Work required: Copy out the listing that follows exactly, dropping every picture.

Begin Record list

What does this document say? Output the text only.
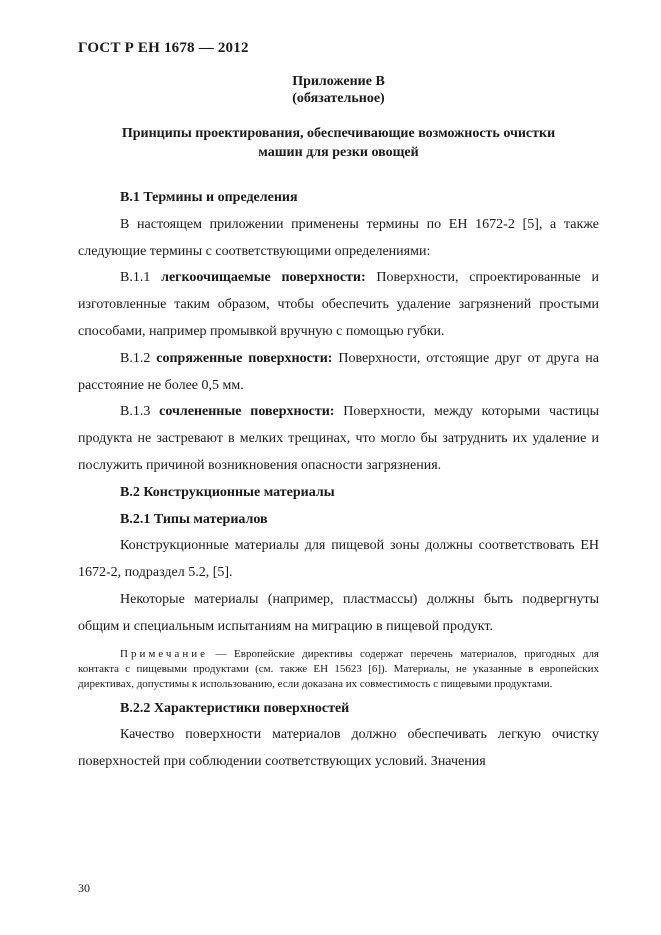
ГОСТ Р ЕН 1678 — 2012
Приложение В
(обязательное)
Принципы проектирования, обеспечивающие возможность очистки
машин для резки овощей
В.1 Термины и определения
В настоящем приложении применены термины по ЕН 1672-2 [5], а также следующие термины с соответствующими определениями:
В.1.1 легкоочищаемые поверхности: Поверхности, спроектированные и изготовленные таким образом, чтобы обеспечить удаление загрязнений простыми способами, например промывкой вручную с помощью губки.
В.1.2 сопряженные поверхности: Поверхности, отстоящие друг от друга на расстояние не более 0,5 мм.
В.1.3 сочлененные поверхности: Поверхности, между которыми частицы продукта не застревают в мелких трещинах, что могло бы затруднить их удаление и послужить причиной возникновения опасности загрязнения.
В.2 Конструкционные материалы
В.2.1 Типы материалов
Конструкционные материалы для пищевой зоны должны соответствовать ЕН 1672-2, подраздел 5.2, [5].
Некоторые материалы (например, пластмассы) должны быть подвергнуты общим и специальным испытаниям на миграцию в пищевой продукт.
Примечание — Европейские директивы содержат перечень материалов, пригодных для контакта с пищевыми продуктами (см. также ЕН 15623 [6]). Материалы, не указанные в европейских директивах, допустимы к использованию, если доказана их совместимость с пищевыми продуктами.
В.2.2 Характеристики поверхностей
Качество поверхности материалов должно обеспечивать легкую очистку поверхностей при соблюдении соответствующих условий. Значения
30
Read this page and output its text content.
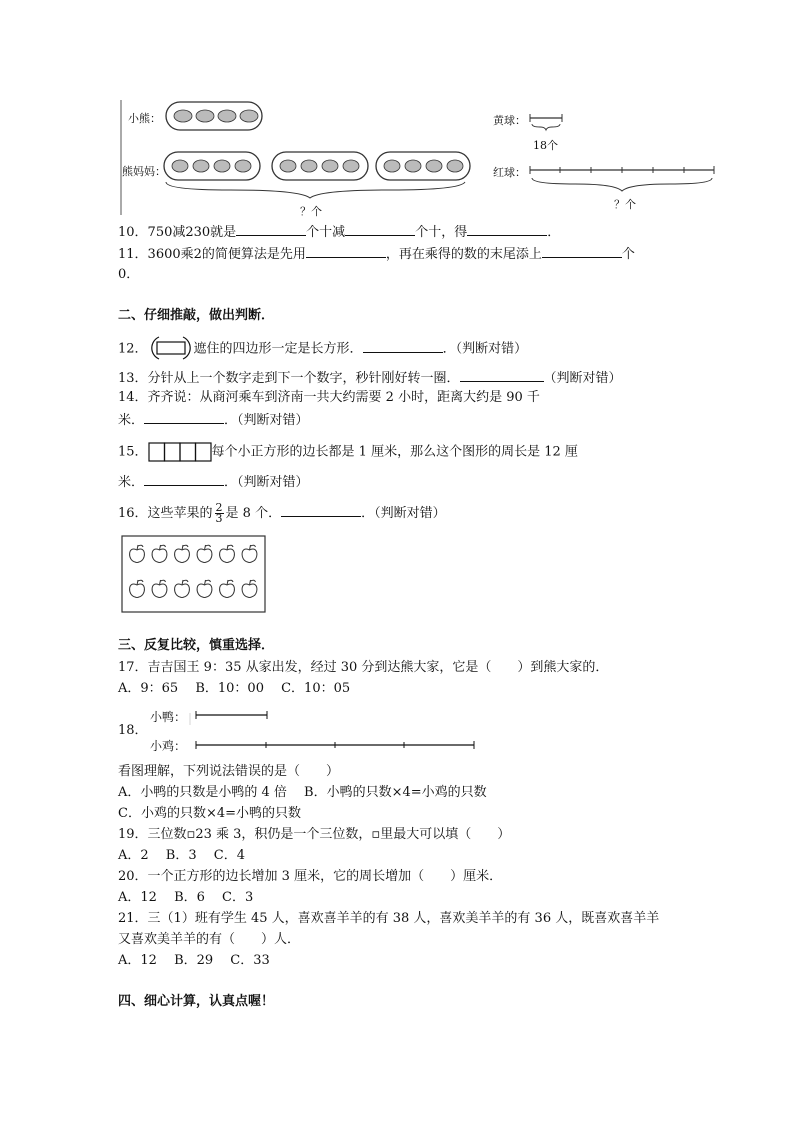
小熊：
熊妈妈：
？个
黄球：
18个
红球：
？个
10．750减230就是	个十减	个十，得	．
11．3600乘2的简便算法是先用	，再在乘得的数的末尾添上	个
0．
二、仔细推敲，做出判断．
12．	遮住的四边形一定是长方形．	．（判断对错）
13．分针从上一个数字走到下一个数字，秒针刚好转一圈．	（判断对错）
14．齐齐说：从商河乘车到济南一共大约需要 2 小时，距离大约是 90 千
米．	．（判断对错）
15．	每个小正方形的边长都是 1 厘米，那么这个图形的周长是 12 厘
米．	．（判断对错）
16．这些苹果的 $\frac{2}{3}$ 是 8 个．	．（判断对错）
三、反复比较，慎重选择．
17．吉吉国王 9：35 从家出发，经过 30 分到达熊大家，它是（　　）到熊大家的．
A．9：65　 B．10：00　 C．10：05
18．
小鸭：
小鸡：
看图理解，下列说法错误的是（　　）
A．小鸭的只数是小鸭的 4 倍　 B．小鸭的只数×4=小鸡的只数
C．小鸡的只数×4=小鸭的只数
19．三位数▫23 乘 3，积仍是一个三位数，▫里最大可以填（　　）
A．2　 B．3　 C．4
20．一个正方形的边长增加 3 厘米，它的周长增加（　　）厘米．
A．12　 B．6　 C．3
21．三（1）班有学生 45 人，喜欢喜羊羊的有 38 人，喜欢美羊羊的有 36 人，既喜欢喜羊羊
又喜欢美羊羊的有（　　）人．
A．12　 B．29　 C．33
四、细心计算，认真点喔！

End Record list

Task result:
What does this document say? Output the text only.
ГОСТ Р ЕН 1678 — 2012
Приложение В
(обязательное)
Принципы проектирования, обеспечивающие возможность очистки
машин для резки овощей
В.1 Термины и определения
В настоящем приложении применены термины по ЕН 1672-2 [5], а также следующие термины с соответствующими определениями:
В.1.1 легкоочищаемые поверхности: Поверхности, спроектированные и изготовленные таким образом, чтобы обеспечить удаление загрязнений простыми способами, например промывкой вручную с помощью губки.
В.1.2 сопряженные поверхности: Поверхности, отстоящие друг от друга на расстояние не более 0,5 мм.
В.1.3 сочлененные поверхности: Поверхности, между которыми частицы продукта не застревают в мелких трещинах, что могло бы затруднить их удаление и послужить причиной возникновения опасности загрязнения.
В.2 Конструкционные материалы
В.2.1 Типы материалов
Конструкционные материалы для пищевой зоны должны соответствовать ЕН 1672-2, подраздел 5.2, [5].
Некоторые материалы (например, пластмассы) должны быть подвергнуты общим и специальным испытаниям на миграцию в пищевой продукт.
Примечание — Европейские директивы содержат перечень материалов, пригодных для контакта с пищевыми продуктами (см. также ЕН 15623 [6]). Материалы, не указанные в европейских директивах, допустимы к использованию, если доказана их совместимость с пищевыми продуктами.
В.2.2 Характеристики поверхностей
Качество поверхности материалов должно обеспечивать легкую очистку поверхностей при соблюдении соответствующих условий. Значения
30
Read this page and output its text content.
小熊：
熊妈妈：
？个
黄球：
18个
红球：
？个
10．750减230就是	个十减	个十，得	．
11．3600乘2的简便算法是先用	，再在乘得的数的末尾添上	个
0．
二、仔细推敲，做出判断．
12．	遮住的四边形一定是长方形．	．（判断对错）
13．分针从上一个数字走到下一个数字，秒针刚好转一圈．	（判断对错）
14．齐齐说：从商河乘车到济南一共大约需要 2 小时，距离大约是 90 千
米．	．（判断对错）
15．	每个小正方形的边长都是 1 厘米，那么这个图形的周长是 12 厘
米．	．（判断对错）
16．这些苹果的 $\frac{2}{3}$ 是 8 个．	．（判断对错）
三、反复比较，慎重选择．
17．吉吉国王 9：35 从家出发，经过 30 分到达熊大家，它是（　　）到熊大家的．
A．9：65　 B．10：00　 C．10：05
18．
小鸭：
小鸡：
看图理解，下列说法错误的是（　　）
A．小鸭的只数是小鸭的 4 倍　 B．小鸭的只数×4=小鸡的只数
C．小鸡的只数×4=小鸭的只数
19．三位数▫23 乘 3，积仍是一个三位数，▫里最大可以填（　　）
A．2　 B．3　 C．4
20．一个正方形的边长增加 3 厘米，它的周长增加（　　）厘米．
A．12　 B．6　 C．3
21．三（1）班有学生 45 人，喜欢喜羊羊的有 38 人，喜欢美羊羊的有 36 人，既喜欢喜羊羊
又喜欢美羊羊的有（　　）人．
A．12　 B．29　 C．33
四、细心计算，认真点喔！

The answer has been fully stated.